#### TASK INPUTS ####

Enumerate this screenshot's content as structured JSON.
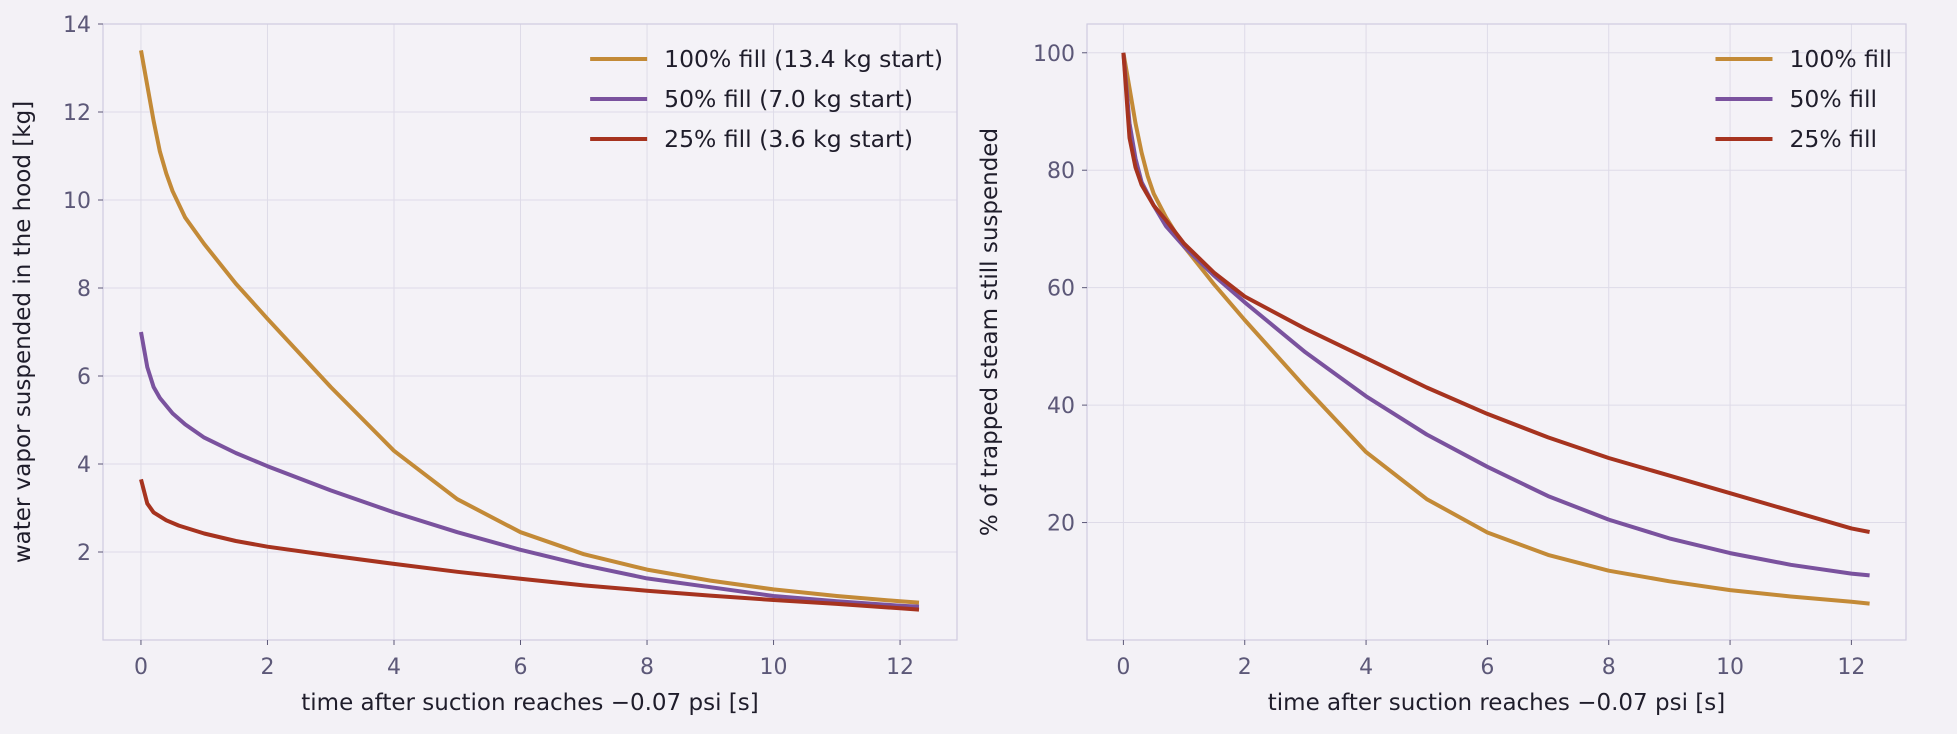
{
  "chart_data": [
    {
      "type": "line",
      "xlabel": "time after suction reaches −0.07 psi  [s]",
      "ylabel": "water vapor suspended in the hood  [kg]",
      "xlim": [
        -0.6,
        12.9
      ],
      "ylim": [
        0.0,
        14.0
      ],
      "xticks": [
        0,
        2,
        4,
        6,
        8,
        10,
        12
      ],
      "yticks": [
        2,
        4,
        6,
        8,
        10,
        12,
        14
      ],
      "grid": true,
      "legend_position": "top-right",
      "series": [
        {
          "name": "100% fill (13.4 kg start)",
          "color": "#c38a37",
          "x": [
            0,
            0.1,
            0.2,
            0.3,
            0.4,
            0.5,
            0.7,
            1,
            1.5,
            2,
            3,
            4,
            5,
            6,
            7,
            8,
            9,
            10,
            11,
            12,
            12.3
          ],
          "y": [
            13.4,
            12.6,
            11.8,
            11.1,
            10.6,
            10.2,
            9.6,
            9.0,
            8.1,
            7.3,
            5.75,
            4.3,
            3.2,
            2.45,
            1.95,
            1.6,
            1.35,
            1.15,
            1.0,
            0.88,
            0.85
          ]
        },
        {
          "name": "50% fill (7.0 kg start)",
          "color": "#7a529e",
          "x": [
            0,
            0.1,
            0.2,
            0.3,
            0.5,
            0.7,
            1,
            1.5,
            2,
            3,
            4,
            5,
            6,
            7,
            8,
            9,
            10,
            11,
            12,
            12.3
          ],
          "y": [
            7.0,
            6.2,
            5.75,
            5.5,
            5.15,
            4.9,
            4.6,
            4.25,
            3.95,
            3.4,
            2.9,
            2.45,
            2.05,
            1.7,
            1.4,
            1.2,
            1.0,
            0.88,
            0.78,
            0.76
          ]
        },
        {
          "name": "25% fill (3.6 kg start)",
          "color": "#a6331f",
          "x": [
            0,
            0.1,
            0.2,
            0.4,
            0.6,
            1,
            1.5,
            2,
            3,
            4,
            5,
            6,
            7,
            8,
            9,
            10,
            11,
            12,
            12.3
          ],
          "y": [
            3.65,
            3.1,
            2.9,
            2.72,
            2.6,
            2.42,
            2.25,
            2.12,
            1.92,
            1.73,
            1.55,
            1.39,
            1.24,
            1.12,
            1.01,
            0.91,
            0.82,
            0.72,
            0.69
          ]
        }
      ]
    },
    {
      "type": "line",
      "xlabel": "time after suction reaches −0.07 psi  [s]",
      "ylabel": "% of trapped steam still suspended",
      "xlim": [
        -0.6,
        12.9
      ],
      "ylim": [
        0.0,
        104.9
      ],
      "xticks": [
        0,
        2,
        4,
        6,
        8,
        10,
        12
      ],
      "yticks": [
        20,
        40,
        60,
        80,
        100
      ],
      "grid": true,
      "legend_position": "top-right",
      "series": [
        {
          "name": "100% fill",
          "color": "#c38a37",
          "x": [
            0,
            0.1,
            0.2,
            0.3,
            0.4,
            0.5,
            0.7,
            1,
            1.5,
            2,
            3,
            4,
            5,
            6,
            7,
            8,
            9,
            10,
            11,
            12,
            12.3
          ],
          "y": [
            100,
            94,
            88,
            83,
            79,
            76,
            72,
            67,
            60.5,
            54.5,
            43,
            32,
            24,
            18.3,
            14.5,
            11.8,
            10,
            8.5,
            7.4,
            6.5,
            6.2
          ]
        },
        {
          "name": "50% fill",
          "color": "#7a529e",
          "x": [
            0,
            0.1,
            0.2,
            0.3,
            0.5,
            0.7,
            1,
            1.5,
            2,
            3,
            4,
            5,
            6,
            7,
            8,
            9,
            10,
            11,
            12,
            12.3
          ],
          "y": [
            100,
            88,
            82,
            78,
            74,
            70.5,
            67,
            62,
            57.5,
            49,
            41.5,
            35,
            29.5,
            24.5,
            20.5,
            17.3,
            14.8,
            12.8,
            11.3,
            11
          ]
        },
        {
          "name": "25% fill",
          "color": "#a6331f",
          "x": [
            0,
            0.1,
            0.2,
            0.3,
            0.5,
            0.7,
            1,
            1.5,
            2,
            3,
            4,
            5,
            6,
            7,
            8,
            9,
            10,
            11,
            12,
            12.3
          ],
          "y": [
            100,
            85.5,
            80.5,
            77.5,
            74,
            71.5,
            67.5,
            62.5,
            58.5,
            53,
            48,
            43,
            38.5,
            34.5,
            31,
            28,
            25,
            22,
            19,
            18.4
          ]
        }
      ]
    }
  ]
}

####

* TASK DIRECTIONS
Leave out the pictures, and give all the records again exactly.

* WRITTEN ANSWER
Enumerate this screenshot's content as structured JSON.
{
  "chart_data": [
    {
      "type": "line",
      "xlabel": "time after suction reaches −0.07 psi  [s]",
      "ylabel": "water vapor suspended in the hood  [kg]",
      "xlim": [
        -0.6,
        12.9
      ],
      "ylim": [
        0.0,
        14.0
      ],
      "xticks": [
        0,
        2,
        4,
        6,
        8,
        10,
        12
      ],
      "yticks": [
        2,
        4,
        6,
        8,
        10,
        12,
        14
      ],
      "grid": true,
      "legend_position": "top-right",
      "series": [
        {
          "name": "100% fill (13.4 kg start)",
          "color": "#c38a37",
          "x": [
            0,
            0.1,
            0.2,
            0.3,
            0.4,
            0.5,
            0.7,
            1,
            1.5,
            2,
            3,
            4,
            5,
            6,
            7,
            8,
            9,
            10,
            11,
            12,
            12.3
          ],
          "y": [
            13.4,
            12.6,
            11.8,
            11.1,
            10.6,
            10.2,
            9.6,
            9.0,
            8.1,
            7.3,
            5.75,
            4.3,
            3.2,
            2.45,
            1.95,
            1.6,
            1.35,
            1.15,
            1.0,
            0.88,
            0.85
          ]
        },
        {
          "name": "50% fill (7.0 kg start)",
          "color": "#7a529e",
          "x": [
            0,
            0.1,
            0.2,
            0.3,
            0.5,
            0.7,
            1,
            1.5,
            2,
            3,
            4,
            5,
            6,
            7,
            8,
            9,
            10,
            11,
            12,
            12.3
          ],
          "y": [
            7.0,
            6.2,
            5.75,
            5.5,
            5.15,
            4.9,
            4.6,
            4.25,
            3.95,
            3.4,
            2.9,
            2.45,
            2.05,
            1.7,
            1.4,
            1.2,
            1.0,
            0.88,
            0.78,
            0.76
          ]
        },
        {
          "name": "25% fill (3.6 kg start)",
          "color": "#a6331f",
          "x": [
            0,
            0.1,
            0.2,
            0.4,
            0.6,
            1,
            1.5,
            2,
            3,
            4,
            5,
            6,
            7,
            8,
            9,
            10,
            11,
            12,
            12.3
          ],
          "y": [
            3.65,
            3.1,
            2.9,
            2.72,
            2.6,
            2.42,
            2.25,
            2.12,
            1.92,
            1.73,
            1.55,
            1.39,
            1.24,
            1.12,
            1.01,
            0.91,
            0.82,
            0.72,
            0.69
          ]
        }
      ]
    },
    {
      "type": "line",
      "xlabel": "time after suction reaches −0.07 psi  [s]",
      "ylabel": "% of trapped steam still suspended",
      "xlim": [
        -0.6,
        12.9
      ],
      "ylim": [
        0.0,
        104.9
      ],
      "xticks": [
        0,
        2,
        4,
        6,
        8,
        10,
        12
      ],
      "yticks": [
        20,
        40,
        60,
        80,
        100
      ],
      "grid": true,
      "legend_position": "top-right",
      "series": [
        {
          "name": "100% fill",
          "color": "#c38a37",
          "x": [
            0,
            0.1,
            0.2,
            0.3,
            0.4,
            0.5,
            0.7,
            1,
            1.5,
            2,
            3,
            4,
            5,
            6,
            7,
            8,
            9,
            10,
            11,
            12,
            12.3
          ],
          "y": [
            100,
            94,
            88,
            83,
            79,
            76,
            72,
            67,
            60.5,
            54.5,
            43,
            32,
            24,
            18.3,
            14.5,
            11.8,
            10,
            8.5,
            7.4,
            6.5,
            6.2
          ]
        },
        {
          "name": "50% fill",
          "color": "#7a529e",
          "x": [
            0,
            0.1,
            0.2,
            0.3,
            0.5,
            0.7,
            1,
            1.5,
            2,
            3,
            4,
            5,
            6,
            7,
            8,
            9,
            10,
            11,
            12,
            12.3
          ],
          "y": [
            100,
            88,
            82,
            78,
            74,
            70.5,
            67,
            62,
            57.5,
            49,
            41.5,
            35,
            29.5,
            24.5,
            20.5,
            17.3,
            14.8,
            12.8,
            11.3,
            11
          ]
        },
        {
          "name": "25% fill",
          "color": "#a6331f",
          "x": [
            0,
            0.1,
            0.2,
            0.3,
            0.5,
            0.7,
            1,
            1.5,
            2,
            3,
            4,
            5,
            6,
            7,
            8,
            9,
            10,
            11,
            12,
            12.3
          ],
          "y": [
            100,
            85.5,
            80.5,
            77.5,
            74,
            71.5,
            67.5,
            62.5,
            58.5,
            53,
            48,
            43,
            38.5,
            34.5,
            31,
            28,
            25,
            22,
            19,
            18.4
          ]
        }
      ]
    }
  ]
}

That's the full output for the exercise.